---- DATASET

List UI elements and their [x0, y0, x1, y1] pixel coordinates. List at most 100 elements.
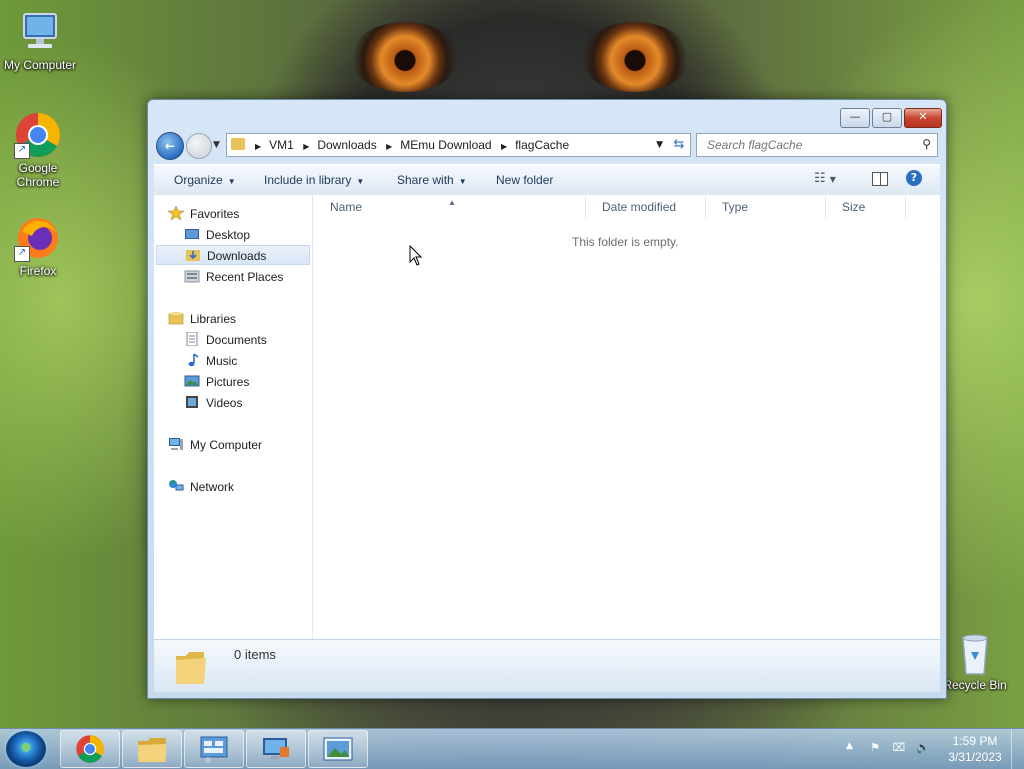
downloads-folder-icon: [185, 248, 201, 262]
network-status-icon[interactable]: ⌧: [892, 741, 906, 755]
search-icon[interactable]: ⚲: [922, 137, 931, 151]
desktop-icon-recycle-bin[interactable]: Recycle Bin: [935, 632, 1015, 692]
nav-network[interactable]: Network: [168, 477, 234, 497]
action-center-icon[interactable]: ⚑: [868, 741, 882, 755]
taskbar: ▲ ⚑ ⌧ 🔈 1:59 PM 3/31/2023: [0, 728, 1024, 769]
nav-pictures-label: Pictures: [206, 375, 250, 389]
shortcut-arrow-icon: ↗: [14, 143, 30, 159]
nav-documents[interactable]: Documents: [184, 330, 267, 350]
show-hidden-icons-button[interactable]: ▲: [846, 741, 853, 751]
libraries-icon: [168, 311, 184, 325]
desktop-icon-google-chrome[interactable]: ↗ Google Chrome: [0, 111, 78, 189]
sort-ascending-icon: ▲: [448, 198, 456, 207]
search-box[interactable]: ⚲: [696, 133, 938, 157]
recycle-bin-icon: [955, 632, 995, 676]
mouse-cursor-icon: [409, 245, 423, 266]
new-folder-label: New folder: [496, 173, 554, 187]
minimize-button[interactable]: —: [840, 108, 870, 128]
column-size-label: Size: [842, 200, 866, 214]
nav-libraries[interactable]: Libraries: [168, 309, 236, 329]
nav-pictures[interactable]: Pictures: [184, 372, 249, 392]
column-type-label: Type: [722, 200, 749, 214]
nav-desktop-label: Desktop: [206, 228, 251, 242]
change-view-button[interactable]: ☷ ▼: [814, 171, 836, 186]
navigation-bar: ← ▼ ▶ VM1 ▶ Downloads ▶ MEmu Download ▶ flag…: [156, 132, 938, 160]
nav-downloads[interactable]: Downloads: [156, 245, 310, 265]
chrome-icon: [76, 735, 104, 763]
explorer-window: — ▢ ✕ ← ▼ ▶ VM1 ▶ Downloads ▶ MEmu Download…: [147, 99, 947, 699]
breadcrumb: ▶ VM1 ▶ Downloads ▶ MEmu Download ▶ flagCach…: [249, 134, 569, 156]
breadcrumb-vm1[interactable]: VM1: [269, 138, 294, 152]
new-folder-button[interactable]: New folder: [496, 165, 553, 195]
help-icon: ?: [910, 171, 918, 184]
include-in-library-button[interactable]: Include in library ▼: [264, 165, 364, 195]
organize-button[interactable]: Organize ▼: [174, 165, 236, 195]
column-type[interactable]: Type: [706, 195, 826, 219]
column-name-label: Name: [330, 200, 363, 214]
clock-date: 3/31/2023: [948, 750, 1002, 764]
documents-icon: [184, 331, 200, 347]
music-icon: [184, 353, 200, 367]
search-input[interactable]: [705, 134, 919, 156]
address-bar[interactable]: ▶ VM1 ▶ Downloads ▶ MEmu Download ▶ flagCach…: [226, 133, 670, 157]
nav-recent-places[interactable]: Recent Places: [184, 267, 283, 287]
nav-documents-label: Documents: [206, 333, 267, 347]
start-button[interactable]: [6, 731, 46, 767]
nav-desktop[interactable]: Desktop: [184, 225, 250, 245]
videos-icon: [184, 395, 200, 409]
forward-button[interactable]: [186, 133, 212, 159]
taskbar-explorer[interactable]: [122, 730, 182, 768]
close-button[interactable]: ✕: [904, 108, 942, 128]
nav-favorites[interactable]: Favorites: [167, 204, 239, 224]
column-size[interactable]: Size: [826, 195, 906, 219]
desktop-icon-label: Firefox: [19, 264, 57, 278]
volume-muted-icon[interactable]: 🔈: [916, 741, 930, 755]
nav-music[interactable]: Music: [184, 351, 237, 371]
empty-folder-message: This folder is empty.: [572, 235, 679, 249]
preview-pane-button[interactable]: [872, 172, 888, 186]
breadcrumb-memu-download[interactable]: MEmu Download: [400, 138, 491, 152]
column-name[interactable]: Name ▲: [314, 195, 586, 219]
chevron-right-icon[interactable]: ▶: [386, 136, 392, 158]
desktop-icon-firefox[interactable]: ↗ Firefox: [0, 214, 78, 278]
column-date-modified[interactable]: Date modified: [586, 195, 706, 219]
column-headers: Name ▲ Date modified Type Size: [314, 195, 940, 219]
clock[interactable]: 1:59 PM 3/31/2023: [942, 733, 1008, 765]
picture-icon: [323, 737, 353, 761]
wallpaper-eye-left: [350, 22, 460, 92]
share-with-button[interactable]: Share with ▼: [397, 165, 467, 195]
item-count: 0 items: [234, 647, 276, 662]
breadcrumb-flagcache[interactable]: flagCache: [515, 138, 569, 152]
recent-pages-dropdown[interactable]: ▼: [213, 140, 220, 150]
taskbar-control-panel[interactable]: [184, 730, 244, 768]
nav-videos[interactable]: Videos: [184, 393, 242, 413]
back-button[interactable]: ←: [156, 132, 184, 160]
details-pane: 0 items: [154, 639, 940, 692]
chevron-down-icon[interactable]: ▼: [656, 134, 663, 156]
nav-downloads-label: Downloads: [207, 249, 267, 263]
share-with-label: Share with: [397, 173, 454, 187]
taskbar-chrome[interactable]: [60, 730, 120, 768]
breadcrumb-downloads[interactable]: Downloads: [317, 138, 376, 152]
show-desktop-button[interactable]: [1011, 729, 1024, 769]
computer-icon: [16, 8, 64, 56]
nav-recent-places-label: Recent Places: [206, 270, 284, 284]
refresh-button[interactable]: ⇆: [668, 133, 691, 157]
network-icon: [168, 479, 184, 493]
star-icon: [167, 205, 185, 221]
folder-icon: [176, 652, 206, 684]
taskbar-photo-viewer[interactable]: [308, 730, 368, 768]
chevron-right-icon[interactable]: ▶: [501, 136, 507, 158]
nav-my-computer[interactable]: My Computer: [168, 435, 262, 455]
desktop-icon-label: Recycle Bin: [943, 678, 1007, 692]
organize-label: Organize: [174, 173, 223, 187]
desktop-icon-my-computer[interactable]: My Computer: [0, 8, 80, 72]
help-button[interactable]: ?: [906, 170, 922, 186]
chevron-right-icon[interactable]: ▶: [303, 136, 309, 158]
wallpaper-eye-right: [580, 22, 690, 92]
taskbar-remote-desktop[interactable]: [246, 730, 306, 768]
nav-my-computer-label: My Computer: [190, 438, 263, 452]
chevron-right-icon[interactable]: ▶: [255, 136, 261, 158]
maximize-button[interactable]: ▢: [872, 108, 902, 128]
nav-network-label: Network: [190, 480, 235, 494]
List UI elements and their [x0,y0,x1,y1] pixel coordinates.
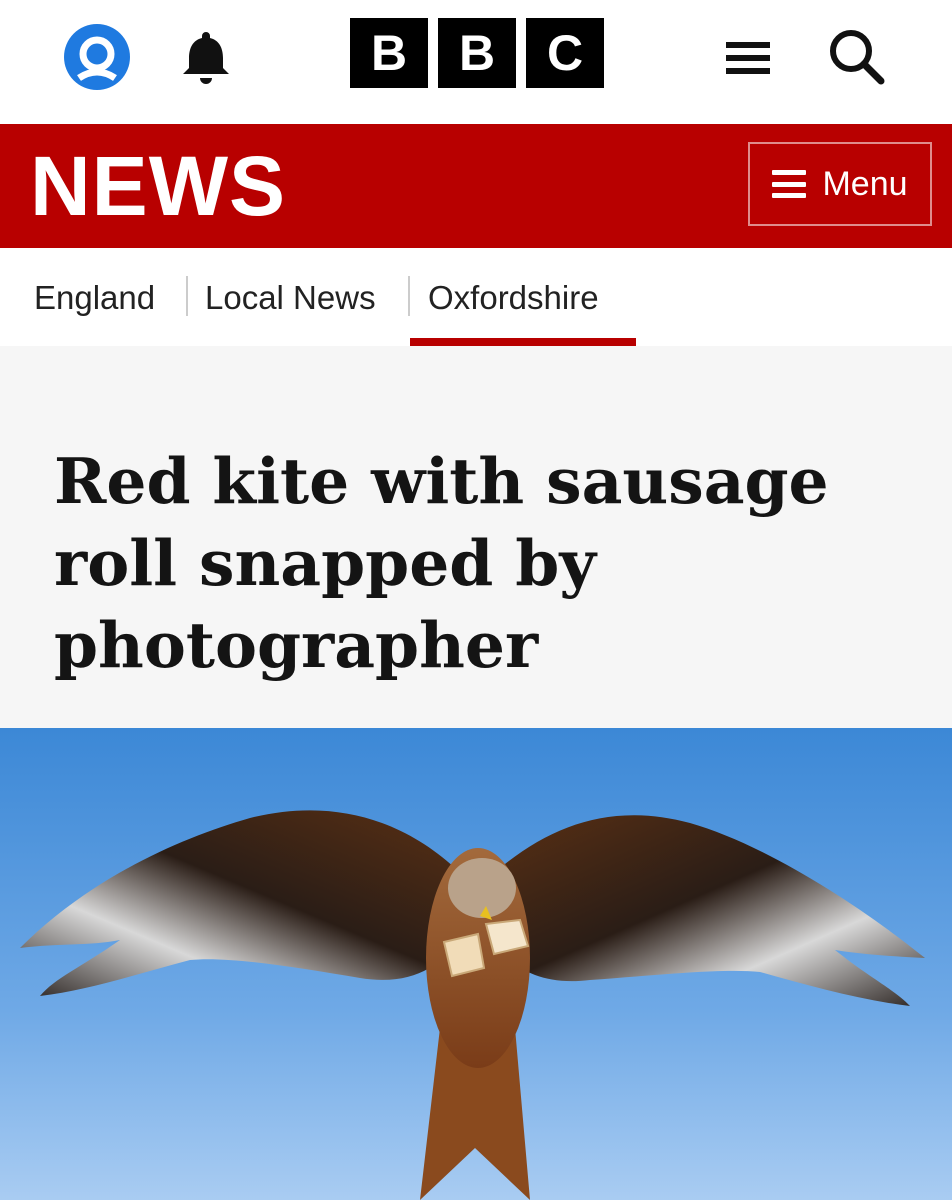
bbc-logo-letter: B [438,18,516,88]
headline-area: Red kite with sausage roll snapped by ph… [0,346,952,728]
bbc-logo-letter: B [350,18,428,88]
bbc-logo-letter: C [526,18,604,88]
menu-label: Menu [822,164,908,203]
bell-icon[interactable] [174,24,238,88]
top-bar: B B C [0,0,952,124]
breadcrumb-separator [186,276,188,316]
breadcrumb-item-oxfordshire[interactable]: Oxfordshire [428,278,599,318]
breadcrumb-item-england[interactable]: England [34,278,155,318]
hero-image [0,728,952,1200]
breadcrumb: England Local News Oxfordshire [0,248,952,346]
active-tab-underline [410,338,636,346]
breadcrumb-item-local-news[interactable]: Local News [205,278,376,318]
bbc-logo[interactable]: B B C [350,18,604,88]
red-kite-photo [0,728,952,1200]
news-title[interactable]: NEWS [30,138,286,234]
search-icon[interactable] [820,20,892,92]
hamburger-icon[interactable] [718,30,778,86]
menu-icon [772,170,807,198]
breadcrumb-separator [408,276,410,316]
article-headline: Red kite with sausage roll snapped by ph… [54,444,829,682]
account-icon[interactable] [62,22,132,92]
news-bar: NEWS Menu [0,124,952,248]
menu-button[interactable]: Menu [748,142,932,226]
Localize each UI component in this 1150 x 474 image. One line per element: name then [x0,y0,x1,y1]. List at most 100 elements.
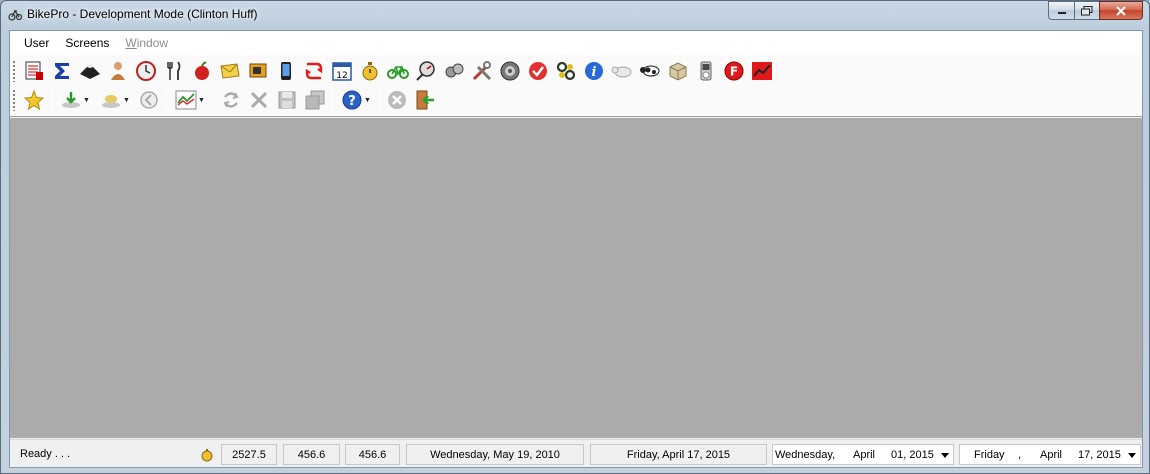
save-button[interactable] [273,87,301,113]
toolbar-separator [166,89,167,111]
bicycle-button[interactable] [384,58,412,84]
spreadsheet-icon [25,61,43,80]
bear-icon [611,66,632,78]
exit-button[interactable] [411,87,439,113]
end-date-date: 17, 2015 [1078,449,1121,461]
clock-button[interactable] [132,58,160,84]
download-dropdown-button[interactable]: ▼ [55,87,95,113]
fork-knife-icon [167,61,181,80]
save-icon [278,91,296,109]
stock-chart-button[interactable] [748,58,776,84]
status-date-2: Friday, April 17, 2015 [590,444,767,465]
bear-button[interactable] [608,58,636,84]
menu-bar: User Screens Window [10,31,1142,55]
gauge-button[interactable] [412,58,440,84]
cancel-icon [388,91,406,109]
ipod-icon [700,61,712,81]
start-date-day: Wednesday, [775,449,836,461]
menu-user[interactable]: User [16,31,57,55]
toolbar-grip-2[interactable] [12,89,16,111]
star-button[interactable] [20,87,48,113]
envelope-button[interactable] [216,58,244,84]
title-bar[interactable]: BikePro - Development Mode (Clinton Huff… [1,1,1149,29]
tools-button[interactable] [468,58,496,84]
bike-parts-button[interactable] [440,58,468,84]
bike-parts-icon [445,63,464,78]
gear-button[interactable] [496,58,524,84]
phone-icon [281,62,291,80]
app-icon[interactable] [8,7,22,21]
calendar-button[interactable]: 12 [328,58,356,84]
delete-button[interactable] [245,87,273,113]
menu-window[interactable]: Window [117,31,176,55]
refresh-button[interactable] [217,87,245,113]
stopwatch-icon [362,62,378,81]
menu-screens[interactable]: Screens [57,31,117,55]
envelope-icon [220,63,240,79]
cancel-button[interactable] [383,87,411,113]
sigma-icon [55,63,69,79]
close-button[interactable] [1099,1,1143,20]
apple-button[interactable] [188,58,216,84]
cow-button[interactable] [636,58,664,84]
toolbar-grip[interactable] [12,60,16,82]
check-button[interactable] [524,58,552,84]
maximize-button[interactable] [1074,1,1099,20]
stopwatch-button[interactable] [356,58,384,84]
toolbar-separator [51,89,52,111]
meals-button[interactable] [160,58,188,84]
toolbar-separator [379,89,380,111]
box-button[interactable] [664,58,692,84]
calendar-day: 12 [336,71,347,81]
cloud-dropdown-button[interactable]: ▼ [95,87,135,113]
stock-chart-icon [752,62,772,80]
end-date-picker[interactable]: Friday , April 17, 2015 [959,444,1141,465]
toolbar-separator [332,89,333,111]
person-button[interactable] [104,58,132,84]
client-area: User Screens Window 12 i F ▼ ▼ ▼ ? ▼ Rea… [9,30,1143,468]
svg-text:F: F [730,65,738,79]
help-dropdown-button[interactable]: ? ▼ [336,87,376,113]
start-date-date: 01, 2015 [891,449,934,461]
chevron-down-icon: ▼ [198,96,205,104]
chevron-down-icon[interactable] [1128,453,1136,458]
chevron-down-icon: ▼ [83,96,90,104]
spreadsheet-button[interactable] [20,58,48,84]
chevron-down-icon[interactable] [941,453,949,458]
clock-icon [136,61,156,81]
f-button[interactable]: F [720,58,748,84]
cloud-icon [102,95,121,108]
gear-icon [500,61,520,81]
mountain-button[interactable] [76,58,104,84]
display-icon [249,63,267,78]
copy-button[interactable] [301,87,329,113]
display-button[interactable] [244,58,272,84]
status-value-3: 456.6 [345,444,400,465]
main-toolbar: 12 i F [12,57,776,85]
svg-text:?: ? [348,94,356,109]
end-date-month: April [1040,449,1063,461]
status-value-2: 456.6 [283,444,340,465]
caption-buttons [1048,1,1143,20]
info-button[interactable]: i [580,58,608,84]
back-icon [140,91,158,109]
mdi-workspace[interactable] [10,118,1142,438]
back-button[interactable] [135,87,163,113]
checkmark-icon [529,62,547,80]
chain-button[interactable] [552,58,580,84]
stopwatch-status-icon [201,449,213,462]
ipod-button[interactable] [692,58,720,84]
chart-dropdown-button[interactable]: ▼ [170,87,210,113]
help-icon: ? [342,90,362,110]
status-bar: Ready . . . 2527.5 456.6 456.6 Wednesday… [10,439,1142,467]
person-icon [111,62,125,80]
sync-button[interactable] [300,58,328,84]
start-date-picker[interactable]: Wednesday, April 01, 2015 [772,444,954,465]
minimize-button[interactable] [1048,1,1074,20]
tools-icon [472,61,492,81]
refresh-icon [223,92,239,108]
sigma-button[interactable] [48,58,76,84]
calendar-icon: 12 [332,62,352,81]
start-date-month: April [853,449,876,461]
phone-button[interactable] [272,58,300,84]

--------

### WHAT YOU WILL DO
Quote the records from the line with "save-button[interactable] [273,87,301,113]" to the line with "envelope-button[interactable] [216,58,244,84]", both included.

### FINISHED ANSWER
save-button[interactable] [273,87,301,113]
toolbar-separator [166,89,167,111]
bicycle-button[interactable] [384,58,412,84]
spreadsheet-icon [25,61,43,80]
bear-icon [611,66,632,78]
exit-button[interactable] [411,87,439,113]
end-date-date: 17, 2015 [1078,449,1121,461]
clock-button[interactable] [132,58,160,84]
download-dropdown-button[interactable]: ▼ [55,87,95,113]
fork-knife-icon [167,61,181,80]
save-icon [278,91,296,109]
stock-chart-button[interactable] [748,58,776,84]
status-date-2: Friday, April 17, 2015 [590,444,767,465]
bear-button[interactable] [608,58,636,84]
menu-bar: User Screens Window [10,31,1142,55]
gauge-button[interactable] [412,58,440,84]
cancel-icon [388,91,406,109]
ipod-icon [700,61,712,81]
start-date-day: Wednesday, [775,449,836,461]
menu-user[interactable]: User [16,31,57,55]
toolbar-grip-2[interactable] [12,89,16,111]
star-button[interactable] [20,87,48,113]
envelope-button[interactable] [216,58,244,84]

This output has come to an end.